__Cosa fare__:
[1] Ripeti il passo del brano sul cinema di Faenza da "voglio sia vedere" a "due opere eccezionali.".
[2] Traduci in inglese questa frase del brano sul cinema di Faenza: "Ci saranno accordi con i vari istituti per portare i ragazzi al cinema."

__Brano da leggere__:
^^^^^^^^^^^^^^^^
Il cinema di Faenza è spesso mirato a raccontare la storia ed è indirizzata ai giovani. È accaduto con “Jona che visse nella balena”, con “Prendimi l’anima” e con “Alla luce del sole”, film su Don Puglisi visto da 450mila studenti. «Anche questa volta – ha spiegato il regista – il film arriverà nelle scuole. Ci saranno accordi con i vari istituti per portare i ragazzi al cinema. Io credo – ha aggiunto polemico – che sia importante fare operazioni culturali e trovo assurdo che lo Stato italiano spenda miliardi per educare i giovani la mattina e ne spende anche di più per diseducarli la sera con una certa tv».
voglio sia vedere il film che leggere il libro, devo confessare che il libro non l’ho mai letto
Ciao a tutti(prima e-mail nel sito),vi consiglio di leggere anche il Gattopardo:le critiche verso il tessuto sociale sono altrettanto forti e profonde senza dimenticare lo stile poetico di Tommasi di Lampedusa. I due testi per me non sono così in contrapposizione e meritano una attenta lettura perchè entrambi due opere eccezionali.
^^^^^^^^^^^^^^^^
Record grezzi
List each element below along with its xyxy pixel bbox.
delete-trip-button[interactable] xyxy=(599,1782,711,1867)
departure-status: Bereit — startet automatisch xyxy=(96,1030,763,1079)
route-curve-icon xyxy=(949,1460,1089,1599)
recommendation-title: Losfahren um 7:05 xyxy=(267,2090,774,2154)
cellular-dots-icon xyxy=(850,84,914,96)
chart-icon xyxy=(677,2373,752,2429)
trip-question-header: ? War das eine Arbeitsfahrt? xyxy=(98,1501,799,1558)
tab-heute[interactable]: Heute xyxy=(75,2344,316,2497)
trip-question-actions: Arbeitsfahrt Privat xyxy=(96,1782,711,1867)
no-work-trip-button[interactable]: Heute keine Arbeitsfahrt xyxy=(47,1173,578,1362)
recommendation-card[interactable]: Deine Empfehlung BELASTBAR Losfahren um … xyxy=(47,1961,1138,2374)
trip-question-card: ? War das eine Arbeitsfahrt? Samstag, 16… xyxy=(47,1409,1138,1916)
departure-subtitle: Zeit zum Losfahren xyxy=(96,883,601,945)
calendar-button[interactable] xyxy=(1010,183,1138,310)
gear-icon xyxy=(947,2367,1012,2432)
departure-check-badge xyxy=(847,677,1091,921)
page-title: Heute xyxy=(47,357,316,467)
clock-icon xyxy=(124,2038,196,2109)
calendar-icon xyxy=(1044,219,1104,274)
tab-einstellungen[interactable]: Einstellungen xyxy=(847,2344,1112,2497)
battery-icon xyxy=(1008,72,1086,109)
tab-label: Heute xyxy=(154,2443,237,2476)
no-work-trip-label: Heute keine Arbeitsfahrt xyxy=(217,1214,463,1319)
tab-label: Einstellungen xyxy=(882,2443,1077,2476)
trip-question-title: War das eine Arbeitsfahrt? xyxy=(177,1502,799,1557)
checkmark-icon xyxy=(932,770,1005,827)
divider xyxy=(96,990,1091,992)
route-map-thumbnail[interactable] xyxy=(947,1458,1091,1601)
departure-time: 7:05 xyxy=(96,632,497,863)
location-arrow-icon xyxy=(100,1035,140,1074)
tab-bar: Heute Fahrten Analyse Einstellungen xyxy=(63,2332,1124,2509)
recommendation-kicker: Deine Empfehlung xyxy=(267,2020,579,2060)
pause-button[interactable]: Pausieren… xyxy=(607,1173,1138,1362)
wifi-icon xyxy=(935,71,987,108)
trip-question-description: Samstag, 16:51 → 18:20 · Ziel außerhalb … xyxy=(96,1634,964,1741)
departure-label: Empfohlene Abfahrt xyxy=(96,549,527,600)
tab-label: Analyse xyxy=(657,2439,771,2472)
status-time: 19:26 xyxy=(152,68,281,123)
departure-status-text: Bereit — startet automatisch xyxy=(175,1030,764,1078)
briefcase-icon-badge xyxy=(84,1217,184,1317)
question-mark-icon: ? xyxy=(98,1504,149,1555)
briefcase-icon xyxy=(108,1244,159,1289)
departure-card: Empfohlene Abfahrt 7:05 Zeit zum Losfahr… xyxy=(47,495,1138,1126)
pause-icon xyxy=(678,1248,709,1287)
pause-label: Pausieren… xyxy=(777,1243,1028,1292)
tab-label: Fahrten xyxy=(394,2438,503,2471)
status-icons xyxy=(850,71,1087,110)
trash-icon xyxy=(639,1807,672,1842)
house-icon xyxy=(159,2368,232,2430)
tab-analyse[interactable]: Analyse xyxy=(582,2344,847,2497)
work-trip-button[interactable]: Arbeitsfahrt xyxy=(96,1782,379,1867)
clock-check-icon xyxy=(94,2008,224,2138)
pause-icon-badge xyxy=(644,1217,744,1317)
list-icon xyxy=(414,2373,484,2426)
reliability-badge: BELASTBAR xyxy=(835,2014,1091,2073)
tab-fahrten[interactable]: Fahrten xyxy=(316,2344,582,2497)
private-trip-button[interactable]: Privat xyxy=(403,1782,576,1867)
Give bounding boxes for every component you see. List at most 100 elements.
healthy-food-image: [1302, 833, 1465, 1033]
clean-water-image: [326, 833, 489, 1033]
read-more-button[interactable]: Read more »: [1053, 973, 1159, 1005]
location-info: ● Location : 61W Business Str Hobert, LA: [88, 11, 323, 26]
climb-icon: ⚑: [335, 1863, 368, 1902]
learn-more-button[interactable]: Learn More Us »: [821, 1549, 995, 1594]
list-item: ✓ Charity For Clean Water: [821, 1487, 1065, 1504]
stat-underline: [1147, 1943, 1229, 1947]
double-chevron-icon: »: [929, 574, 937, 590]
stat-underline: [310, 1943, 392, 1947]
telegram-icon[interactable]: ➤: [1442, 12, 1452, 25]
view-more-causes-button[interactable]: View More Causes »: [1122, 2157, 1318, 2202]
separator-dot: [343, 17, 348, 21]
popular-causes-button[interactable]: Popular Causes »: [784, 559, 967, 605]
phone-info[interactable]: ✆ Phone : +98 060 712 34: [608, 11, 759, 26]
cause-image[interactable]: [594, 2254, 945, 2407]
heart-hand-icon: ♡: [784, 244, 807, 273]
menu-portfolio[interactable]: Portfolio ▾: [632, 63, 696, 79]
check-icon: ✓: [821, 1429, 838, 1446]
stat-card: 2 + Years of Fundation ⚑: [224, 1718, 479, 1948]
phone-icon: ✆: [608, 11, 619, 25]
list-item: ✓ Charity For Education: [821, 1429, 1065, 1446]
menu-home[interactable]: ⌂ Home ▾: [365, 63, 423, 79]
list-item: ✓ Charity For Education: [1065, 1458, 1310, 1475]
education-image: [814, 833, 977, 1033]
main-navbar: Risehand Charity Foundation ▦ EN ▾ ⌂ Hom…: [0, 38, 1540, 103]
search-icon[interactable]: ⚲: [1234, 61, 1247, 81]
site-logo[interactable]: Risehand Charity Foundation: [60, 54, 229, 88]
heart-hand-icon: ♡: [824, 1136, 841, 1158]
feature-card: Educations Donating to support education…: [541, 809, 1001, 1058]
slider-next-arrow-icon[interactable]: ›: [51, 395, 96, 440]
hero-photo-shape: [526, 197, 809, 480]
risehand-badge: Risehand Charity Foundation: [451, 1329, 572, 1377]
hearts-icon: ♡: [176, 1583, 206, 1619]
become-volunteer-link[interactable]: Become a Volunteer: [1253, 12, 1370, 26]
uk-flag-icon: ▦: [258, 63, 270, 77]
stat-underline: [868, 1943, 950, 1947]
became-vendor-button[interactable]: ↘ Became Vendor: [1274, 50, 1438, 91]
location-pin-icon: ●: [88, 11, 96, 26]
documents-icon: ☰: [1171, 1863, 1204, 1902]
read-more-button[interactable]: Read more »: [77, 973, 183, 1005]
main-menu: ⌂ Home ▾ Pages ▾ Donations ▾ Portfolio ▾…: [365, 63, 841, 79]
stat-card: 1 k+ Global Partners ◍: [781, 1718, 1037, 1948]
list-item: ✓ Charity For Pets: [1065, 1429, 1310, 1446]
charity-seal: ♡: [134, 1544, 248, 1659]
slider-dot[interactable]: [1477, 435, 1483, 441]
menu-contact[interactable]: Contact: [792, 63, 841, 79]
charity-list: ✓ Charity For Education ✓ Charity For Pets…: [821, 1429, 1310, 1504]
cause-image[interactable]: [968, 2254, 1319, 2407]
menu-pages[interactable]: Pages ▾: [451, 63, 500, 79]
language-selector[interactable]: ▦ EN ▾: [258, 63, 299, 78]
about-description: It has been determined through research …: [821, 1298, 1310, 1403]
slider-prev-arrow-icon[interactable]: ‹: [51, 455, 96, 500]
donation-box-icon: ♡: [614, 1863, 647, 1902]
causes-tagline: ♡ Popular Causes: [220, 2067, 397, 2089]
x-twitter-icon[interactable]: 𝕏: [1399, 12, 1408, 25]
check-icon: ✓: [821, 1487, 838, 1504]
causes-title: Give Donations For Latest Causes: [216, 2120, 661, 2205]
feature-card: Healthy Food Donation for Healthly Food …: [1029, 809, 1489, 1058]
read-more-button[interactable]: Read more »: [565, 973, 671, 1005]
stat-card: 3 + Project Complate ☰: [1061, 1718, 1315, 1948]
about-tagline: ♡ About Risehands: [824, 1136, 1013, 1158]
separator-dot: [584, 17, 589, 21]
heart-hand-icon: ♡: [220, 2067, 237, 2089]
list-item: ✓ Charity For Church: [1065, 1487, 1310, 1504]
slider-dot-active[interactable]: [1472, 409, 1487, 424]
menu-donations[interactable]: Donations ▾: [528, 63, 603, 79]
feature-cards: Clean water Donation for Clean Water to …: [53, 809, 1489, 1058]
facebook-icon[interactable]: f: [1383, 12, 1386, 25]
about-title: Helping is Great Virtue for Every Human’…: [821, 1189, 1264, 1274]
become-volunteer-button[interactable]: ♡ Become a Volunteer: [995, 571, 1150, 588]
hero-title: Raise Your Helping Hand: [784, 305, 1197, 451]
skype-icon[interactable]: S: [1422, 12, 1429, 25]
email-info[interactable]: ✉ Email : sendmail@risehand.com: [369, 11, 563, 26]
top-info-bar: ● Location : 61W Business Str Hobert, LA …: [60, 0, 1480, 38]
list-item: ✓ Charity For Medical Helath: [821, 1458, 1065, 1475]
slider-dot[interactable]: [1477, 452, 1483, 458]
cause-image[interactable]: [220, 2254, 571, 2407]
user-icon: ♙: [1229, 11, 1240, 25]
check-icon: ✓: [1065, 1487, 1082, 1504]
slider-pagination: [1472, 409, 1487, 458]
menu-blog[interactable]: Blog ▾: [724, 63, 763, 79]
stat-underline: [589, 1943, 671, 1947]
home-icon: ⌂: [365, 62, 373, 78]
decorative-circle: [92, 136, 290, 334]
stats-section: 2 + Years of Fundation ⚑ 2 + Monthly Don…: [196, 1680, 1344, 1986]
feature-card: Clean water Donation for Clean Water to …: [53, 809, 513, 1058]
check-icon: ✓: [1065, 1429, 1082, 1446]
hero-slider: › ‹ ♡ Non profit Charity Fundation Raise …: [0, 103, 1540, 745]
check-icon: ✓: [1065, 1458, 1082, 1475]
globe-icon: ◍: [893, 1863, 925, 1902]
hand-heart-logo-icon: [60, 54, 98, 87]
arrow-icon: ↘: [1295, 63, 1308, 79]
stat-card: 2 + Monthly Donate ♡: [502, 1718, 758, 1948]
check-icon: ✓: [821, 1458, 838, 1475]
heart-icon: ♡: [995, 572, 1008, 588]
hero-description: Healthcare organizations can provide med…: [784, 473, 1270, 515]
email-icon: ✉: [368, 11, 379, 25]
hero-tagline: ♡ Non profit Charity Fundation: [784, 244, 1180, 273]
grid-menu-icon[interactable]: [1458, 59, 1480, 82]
^^^^^^^^^^^^^^^^
__Risposte ai compiti__:
[1]
voglio sia vedere il film che leggere il libro, devo confessare che il libro non l’ho mai letto
Ciao a tutti(prima e-mail nel sito),vi consiglio di leggere anche il Gattopardo:le critiche verso il tessuto sociale sono altrettanto forti e profonde senza dimenticare lo stile poetico di Tommasi di Lampedusa. I due testi per me non sono così in contrapposizione e meritano una attenta lettura perchè entrambi due opere eccezionali.

[2] There will be agreements with the various schools to bring the kids to the movies.